Leave out the pictures and repeat the data exactly.

Dataset items
* * * *
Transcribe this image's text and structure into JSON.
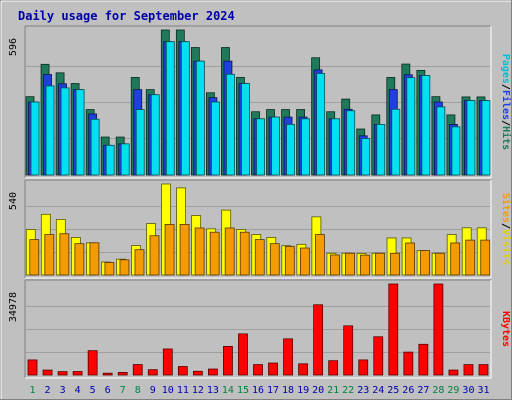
{
  "chart_data": [
    {
      "type": "bar",
      "title": "Daily usage for September 2024",
      "x": [
        "1",
        "2",
        "3",
        "4",
        "5",
        "6",
        "7",
        "8",
        "9",
        "10",
        "11",
        "12",
        "13",
        "14",
        "15",
        "16",
        "17",
        "18",
        "19",
        "20",
        "21",
        "22",
        "23",
        "24",
        "25",
        "26",
        "27",
        "28",
        "29",
        "30",
        "31"
      ],
      "weekend_days": [
        "1",
        "7",
        "8",
        "14",
        "15",
        "21",
        "22",
        "28",
        "29"
      ],
      "ymax_label": "596",
      "ylim": [
        0,
        596
      ],
      "series": [
        {
          "name": "Hits",
          "color": "#1e7a5a",
          "values": [
            322,
            455,
            420,
            376,
            269,
            156,
            156,
            401,
            351,
            596,
            596,
            524,
            338,
            524,
            401,
            260,
            269,
            269,
            269,
            482,
            260,
            312,
            189,
            247,
            401,
            456,
            430,
            322,
            247,
            321,
            321
          ]
        },
        {
          "name": "Files",
          "color": "#1f3fe0",
          "values": [
            300,
            413,
            375,
            351,
            251,
            122,
            128,
            351,
            330,
            548,
            548,
            468,
            318,
            468,
            376,
            231,
            238,
            238,
            238,
            432,
            231,
            270,
            161,
            208,
            351,
            412,
            409,
            300,
            208,
            306,
            306
          ]
        },
        {
          "name": "Pages",
          "color": "#00e0f0",
          "values": [
            300,
            366,
            358,
            351,
            229,
            122,
            128,
            269,
            330,
            548,
            548,
            468,
            300,
            414,
            376,
            231,
            238,
            208,
            231,
            417,
            231,
            264,
            150,
            208,
            270,
            400,
            409,
            280,
            198,
            306,
            306
          ]
        }
      ]
    },
    {
      "type": "bar",
      "ymax_label": "540",
      "ylim": [
        0,
        540
      ],
      "series": [
        {
          "name": "Visits",
          "color": "#ffff00",
          "values": [
            270,
            360,
            330,
            223,
            191,
            77,
            94,
            175,
            305,
            540,
            517,
            353,
            274,
            385,
            270,
            240,
            223,
            174,
            182,
            345,
            129,
            129,
            128,
            129,
            220,
            220,
            145,
            129,
            240,
            280,
            280
          ]
        },
        {
          "name": "Sites",
          "color": "#f49b00",
          "values": [
            210,
            240,
            245,
            186,
            191,
            74,
            90,
            150,
            233,
            300,
            300,
            279,
            254,
            279,
            254,
            210,
            186,
            170,
            160,
            240,
            119,
            129,
            118,
            129,
            129,
            190,
            145,
            129,
            190,
            207,
            207
          ]
        }
      ]
    },
    {
      "type": "bar",
      "ymax_label": "34978",
      "ylim": [
        0,
        34978
      ],
      "series": [
        {
          "name": "KBytes",
          "color": "#ff0000",
          "values": [
            5790,
            1890,
            1300,
            1330,
            9360,
            700,
            1000,
            4020,
            2040,
            10000,
            3250,
            1430,
            2290,
            11000,
            15800,
            4000,
            4600,
            13900,
            4300,
            27000,
            5500,
            18900,
            5800,
            14700,
            34978,
            8800,
            11800,
            34978,
            1900,
            4000,
            4000
          ]
        }
      ]
    }
  ],
  "right_labels": {
    "top": [
      {
        "text": "Pages",
        "color": "#00c0d0"
      },
      {
        "text": "/",
        "color": "#000000"
      },
      {
        "text": "Files",
        "color": "#1f3fe0"
      },
      {
        "text": "/",
        "color": "#000000"
      },
      {
        "text": "Hits",
        "color": "#1e7a5a"
      }
    ],
    "middle": [
      {
        "text": "Sites",
        "color": "#f49b00"
      },
      {
        "text": "/",
        "color": "#000000"
      },
      {
        "text": "Visits",
        "color": "#e0d000"
      }
    ],
    "bottom": [
      {
        "text": "KBytes",
        "color": "#ff0000"
      }
    ]
  },
  "colors": {
    "weekday_label": "#0000aa",
    "weekend_label": "#008040"
  }
}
* * * *
* SOLUTION FOR THIS EXERCISE *
Transcribe this image's text and structure into JSON.
{
  "chart_data": [
    {
      "type": "bar",
      "title": "Daily usage for September 2024",
      "x": [
        "1",
        "2",
        "3",
        "4",
        "5",
        "6",
        "7",
        "8",
        "9",
        "10",
        "11",
        "12",
        "13",
        "14",
        "15",
        "16",
        "17",
        "18",
        "19",
        "20",
        "21",
        "22",
        "23",
        "24",
        "25",
        "26",
        "27",
        "28",
        "29",
        "30",
        "31"
      ],
      "weekend_days": [
        "1",
        "7",
        "8",
        "14",
        "15",
        "21",
        "22",
        "28",
        "29"
      ],
      "ymax_label": "596",
      "ylim": [
        0,
        596
      ],
      "series": [
        {
          "name": "Hits",
          "color": "#1e7a5a",
          "values": [
            322,
            455,
            420,
            376,
            269,
            156,
            156,
            401,
            351,
            596,
            596,
            524,
            338,
            524,
            401,
            260,
            269,
            269,
            269,
            482,
            260,
            312,
            189,
            247,
            401,
            456,
            430,
            322,
            247,
            321,
            321
          ]
        },
        {
          "name": "Files",
          "color": "#1f3fe0",
          "values": [
            300,
            413,
            375,
            351,
            251,
            122,
            128,
            351,
            330,
            548,
            548,
            468,
            318,
            468,
            376,
            231,
            238,
            238,
            238,
            432,
            231,
            270,
            161,
            208,
            351,
            412,
            409,
            300,
            208,
            306,
            306
          ]
        },
        {
          "name": "Pages",
          "color": "#00e0f0",
          "values": [
            300,
            366,
            358,
            351,
            229,
            122,
            128,
            269,
            330,
            548,
            548,
            468,
            300,
            414,
            376,
            231,
            238,
            208,
            231,
            417,
            231,
            264,
            150,
            208,
            270,
            400,
            409,
            280,
            198,
            306,
            306
          ]
        }
      ]
    },
    {
      "type": "bar",
      "ymax_label": "540",
      "ylim": [
        0,
        540
      ],
      "series": [
        {
          "name": "Visits",
          "color": "#ffff00",
          "values": [
            270,
            360,
            330,
            223,
            191,
            77,
            94,
            175,
            305,
            540,
            517,
            353,
            274,
            385,
            270,
            240,
            223,
            174,
            182,
            345,
            129,
            129,
            128,
            129,
            220,
            220,
            145,
            129,
            240,
            280,
            280
          ]
        },
        {
          "name": "Sites",
          "color": "#f49b00",
          "values": [
            210,
            240,
            245,
            186,
            191,
            74,
            90,
            150,
            233,
            300,
            300,
            279,
            254,
            279,
            254,
            210,
            186,
            170,
            160,
            240,
            119,
            129,
            118,
            129,
            129,
            190,
            145,
            129,
            190,
            207,
            207
          ]
        }
      ]
    },
    {
      "type": "bar",
      "ymax_label": "34978",
      "ylim": [
        0,
        34978
      ],
      "series": [
        {
          "name": "KBytes",
          "color": "#ff0000",
          "values": [
            5790,
            1890,
            1300,
            1330,
            9360,
            700,
            1000,
            4020,
            2040,
            10000,
            3250,
            1430,
            2290,
            11000,
            15800,
            4000,
            4600,
            13900,
            4300,
            27000,
            5500,
            18900,
            5800,
            14700,
            34978,
            8800,
            11800,
            34978,
            1900,
            4000,
            4000
          ]
        }
      ]
    }
  ],
  "right_labels": {
    "top": [
      {
        "text": "Pages",
        "color": "#00c0d0"
      },
      {
        "text": "/",
        "color": "#000000"
      },
      {
        "text": "Files",
        "color": "#1f3fe0"
      },
      {
        "text": "/",
        "color": "#000000"
      },
      {
        "text": "Hits",
        "color": "#1e7a5a"
      }
    ],
    "middle": [
      {
        "text": "Sites",
        "color": "#f49b00"
      },
      {
        "text": "/",
        "color": "#000000"
      },
      {
        "text": "Visits",
        "color": "#e0d000"
      }
    ],
    "bottom": [
      {
        "text": "KBytes",
        "color": "#ff0000"
      }
    ]
  },
  "colors": {
    "weekday_label": "#0000aa",
    "weekend_label": "#008040"
  }
}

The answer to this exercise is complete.